▶ **What you will do**:
Scan the data beneath this task and copy each line that includes "конфликт".

▶ **Available data**:

━━━

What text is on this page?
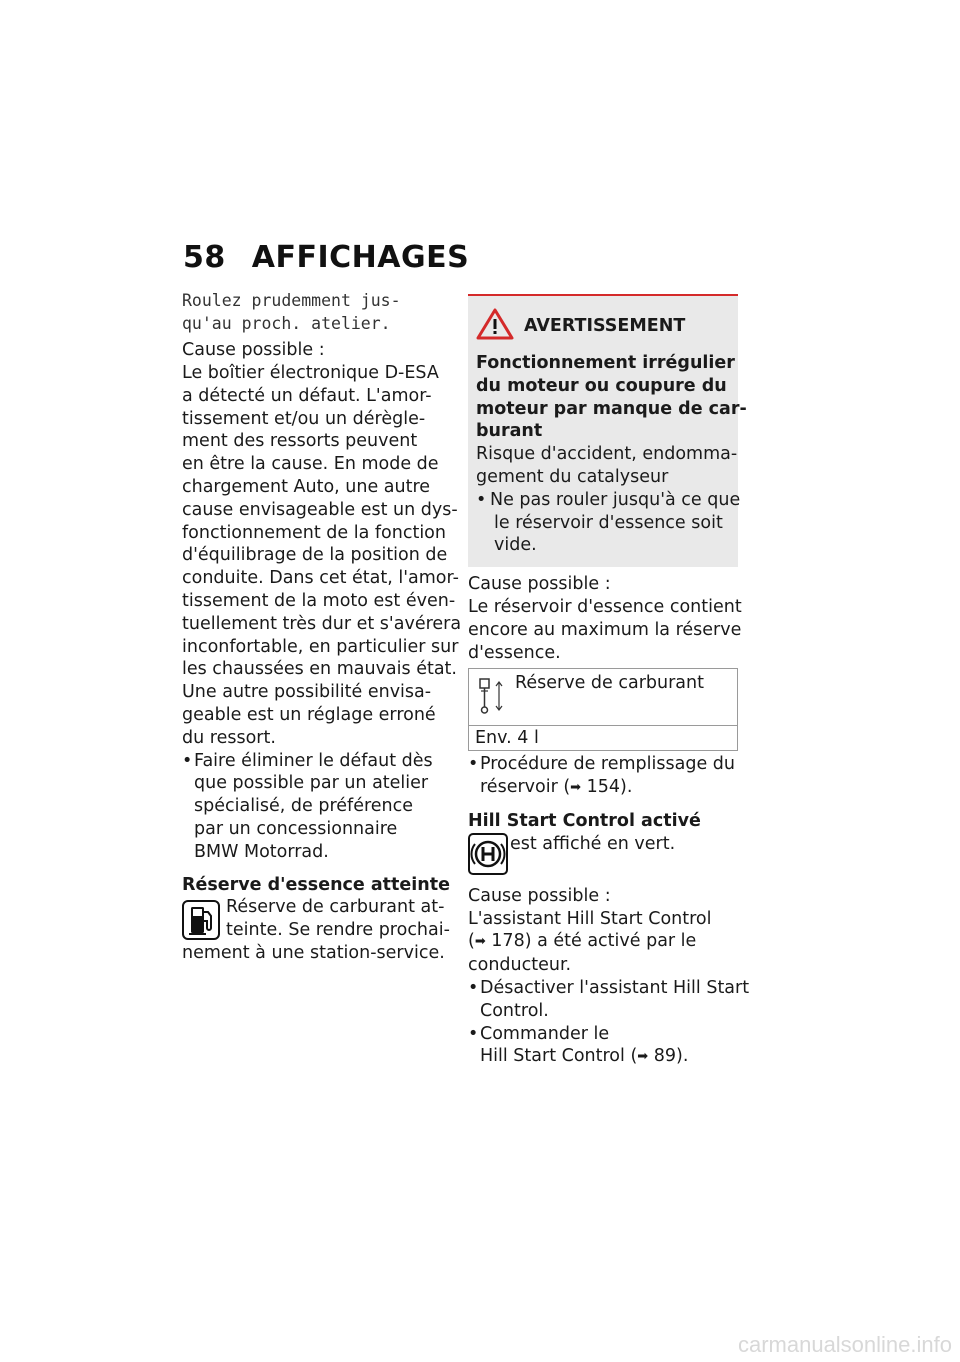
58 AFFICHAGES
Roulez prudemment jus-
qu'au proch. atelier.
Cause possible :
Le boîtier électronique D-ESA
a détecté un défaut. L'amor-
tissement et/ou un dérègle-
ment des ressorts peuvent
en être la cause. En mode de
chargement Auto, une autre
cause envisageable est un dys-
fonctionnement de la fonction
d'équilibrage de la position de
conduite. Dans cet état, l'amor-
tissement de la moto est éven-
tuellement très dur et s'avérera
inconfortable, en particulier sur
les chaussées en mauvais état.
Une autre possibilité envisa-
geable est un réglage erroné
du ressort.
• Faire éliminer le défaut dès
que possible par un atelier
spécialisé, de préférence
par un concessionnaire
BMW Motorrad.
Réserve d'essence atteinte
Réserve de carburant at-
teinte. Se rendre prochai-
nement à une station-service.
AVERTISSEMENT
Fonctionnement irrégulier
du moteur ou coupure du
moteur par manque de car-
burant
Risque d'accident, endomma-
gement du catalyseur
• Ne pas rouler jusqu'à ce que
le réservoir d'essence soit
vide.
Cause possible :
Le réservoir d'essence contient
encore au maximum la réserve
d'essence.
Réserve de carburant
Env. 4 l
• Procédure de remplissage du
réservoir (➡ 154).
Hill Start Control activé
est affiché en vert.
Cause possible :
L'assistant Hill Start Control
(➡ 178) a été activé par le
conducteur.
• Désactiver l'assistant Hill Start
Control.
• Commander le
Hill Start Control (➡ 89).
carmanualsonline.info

━━━

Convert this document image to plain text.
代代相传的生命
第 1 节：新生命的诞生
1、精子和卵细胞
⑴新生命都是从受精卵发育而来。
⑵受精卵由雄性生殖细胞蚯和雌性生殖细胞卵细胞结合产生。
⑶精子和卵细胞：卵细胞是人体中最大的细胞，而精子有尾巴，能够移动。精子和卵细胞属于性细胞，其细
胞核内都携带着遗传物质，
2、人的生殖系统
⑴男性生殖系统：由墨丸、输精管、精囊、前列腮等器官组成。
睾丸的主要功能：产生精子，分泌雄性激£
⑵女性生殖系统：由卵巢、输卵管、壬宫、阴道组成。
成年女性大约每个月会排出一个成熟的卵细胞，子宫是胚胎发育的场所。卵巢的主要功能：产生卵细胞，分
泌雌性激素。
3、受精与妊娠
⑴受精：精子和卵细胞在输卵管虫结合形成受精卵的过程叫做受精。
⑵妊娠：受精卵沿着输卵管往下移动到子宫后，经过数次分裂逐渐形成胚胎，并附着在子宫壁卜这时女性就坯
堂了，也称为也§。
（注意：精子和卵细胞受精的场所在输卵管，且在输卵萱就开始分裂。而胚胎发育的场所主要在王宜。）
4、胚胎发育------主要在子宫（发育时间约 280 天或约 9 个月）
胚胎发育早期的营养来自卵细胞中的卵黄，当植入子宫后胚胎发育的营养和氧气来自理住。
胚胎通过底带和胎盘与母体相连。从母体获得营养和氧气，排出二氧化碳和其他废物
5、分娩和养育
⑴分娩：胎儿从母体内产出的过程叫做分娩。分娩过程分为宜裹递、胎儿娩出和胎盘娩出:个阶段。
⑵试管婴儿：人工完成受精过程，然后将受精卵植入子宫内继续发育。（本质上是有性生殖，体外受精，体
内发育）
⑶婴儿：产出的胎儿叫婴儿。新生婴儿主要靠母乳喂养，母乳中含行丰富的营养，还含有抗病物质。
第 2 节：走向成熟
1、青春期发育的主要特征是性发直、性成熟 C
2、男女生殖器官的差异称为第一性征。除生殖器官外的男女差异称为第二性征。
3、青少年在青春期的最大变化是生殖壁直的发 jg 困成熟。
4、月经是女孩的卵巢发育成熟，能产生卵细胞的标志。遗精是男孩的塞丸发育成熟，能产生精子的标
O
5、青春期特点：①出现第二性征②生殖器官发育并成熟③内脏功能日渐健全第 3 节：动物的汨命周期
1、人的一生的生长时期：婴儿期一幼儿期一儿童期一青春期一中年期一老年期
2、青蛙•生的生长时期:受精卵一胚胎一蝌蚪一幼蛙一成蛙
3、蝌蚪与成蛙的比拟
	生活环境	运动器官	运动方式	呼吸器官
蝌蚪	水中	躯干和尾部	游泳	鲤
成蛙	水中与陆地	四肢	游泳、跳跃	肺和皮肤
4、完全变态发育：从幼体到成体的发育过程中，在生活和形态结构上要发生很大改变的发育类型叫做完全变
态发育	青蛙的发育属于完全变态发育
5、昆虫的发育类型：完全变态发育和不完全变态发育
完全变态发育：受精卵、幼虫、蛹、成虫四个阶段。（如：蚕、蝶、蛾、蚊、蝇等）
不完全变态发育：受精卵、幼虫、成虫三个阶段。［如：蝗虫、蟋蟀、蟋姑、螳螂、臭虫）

━━━

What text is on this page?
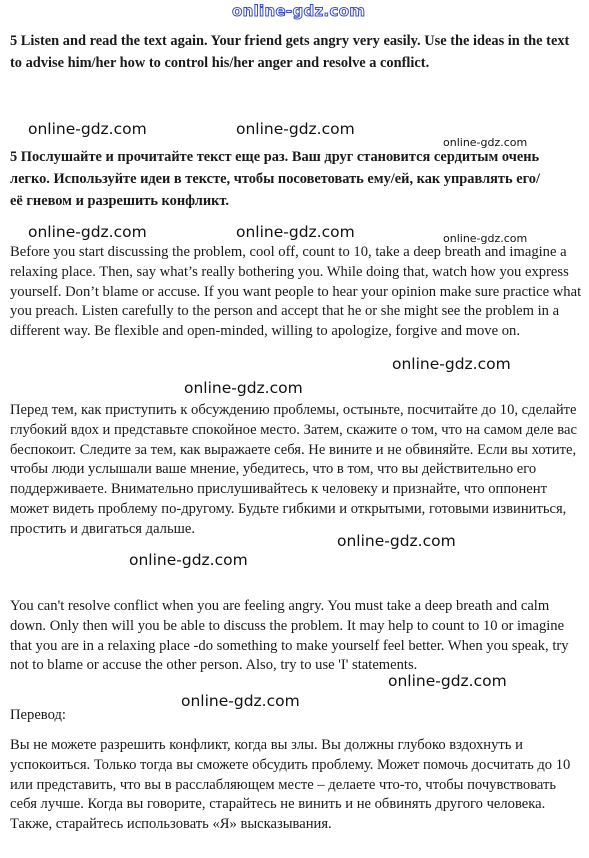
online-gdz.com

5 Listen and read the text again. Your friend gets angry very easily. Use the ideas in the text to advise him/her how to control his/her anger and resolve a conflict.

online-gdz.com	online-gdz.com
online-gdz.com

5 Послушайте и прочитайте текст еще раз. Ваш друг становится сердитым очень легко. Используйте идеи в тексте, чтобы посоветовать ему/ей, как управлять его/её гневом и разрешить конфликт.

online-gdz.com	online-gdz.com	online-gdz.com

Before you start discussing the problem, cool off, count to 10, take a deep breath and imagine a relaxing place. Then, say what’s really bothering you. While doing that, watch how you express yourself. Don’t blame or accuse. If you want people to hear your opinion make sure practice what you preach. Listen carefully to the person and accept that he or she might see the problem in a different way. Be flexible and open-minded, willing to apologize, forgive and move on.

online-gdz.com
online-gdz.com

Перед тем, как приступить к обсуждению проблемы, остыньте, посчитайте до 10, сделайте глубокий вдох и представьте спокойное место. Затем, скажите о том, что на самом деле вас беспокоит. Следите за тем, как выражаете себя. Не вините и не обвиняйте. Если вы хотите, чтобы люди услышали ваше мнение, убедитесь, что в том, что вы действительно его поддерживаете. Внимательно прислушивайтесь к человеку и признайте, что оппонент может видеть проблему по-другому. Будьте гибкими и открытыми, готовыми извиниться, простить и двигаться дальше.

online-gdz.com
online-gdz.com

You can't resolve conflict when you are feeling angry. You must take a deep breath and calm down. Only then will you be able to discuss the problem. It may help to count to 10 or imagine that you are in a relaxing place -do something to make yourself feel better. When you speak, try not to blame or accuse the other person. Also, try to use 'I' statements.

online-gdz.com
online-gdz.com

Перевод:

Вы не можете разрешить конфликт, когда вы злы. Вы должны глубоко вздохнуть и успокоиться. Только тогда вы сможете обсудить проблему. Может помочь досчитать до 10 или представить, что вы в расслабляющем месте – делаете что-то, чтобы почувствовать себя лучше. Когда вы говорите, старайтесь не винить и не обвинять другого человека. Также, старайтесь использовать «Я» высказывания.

━━━

▶ **The output**:
5 Послушайте и прочитайте текст еще раз. Ваш друг становится сердитым очень легко. Используйте идеи в тексте, чтобы посоветовать ему/ей, как управлять его/её гневом и разрешить конфликт.
Вы не можете разрешить конфликт, когда вы злы. Вы должны глубоко вздохнуть и успокоиться. Только тогда вы сможете обсудить проблему. Может помочь досчитать до 10 или представить, что вы в расслабляющем месте – делаете что-то, чтобы почувствовать себя лучше. Когда вы говорите, старайтесь не винить и не обвинять другого человека. Также, старайтесь использовать «Я» высказывания.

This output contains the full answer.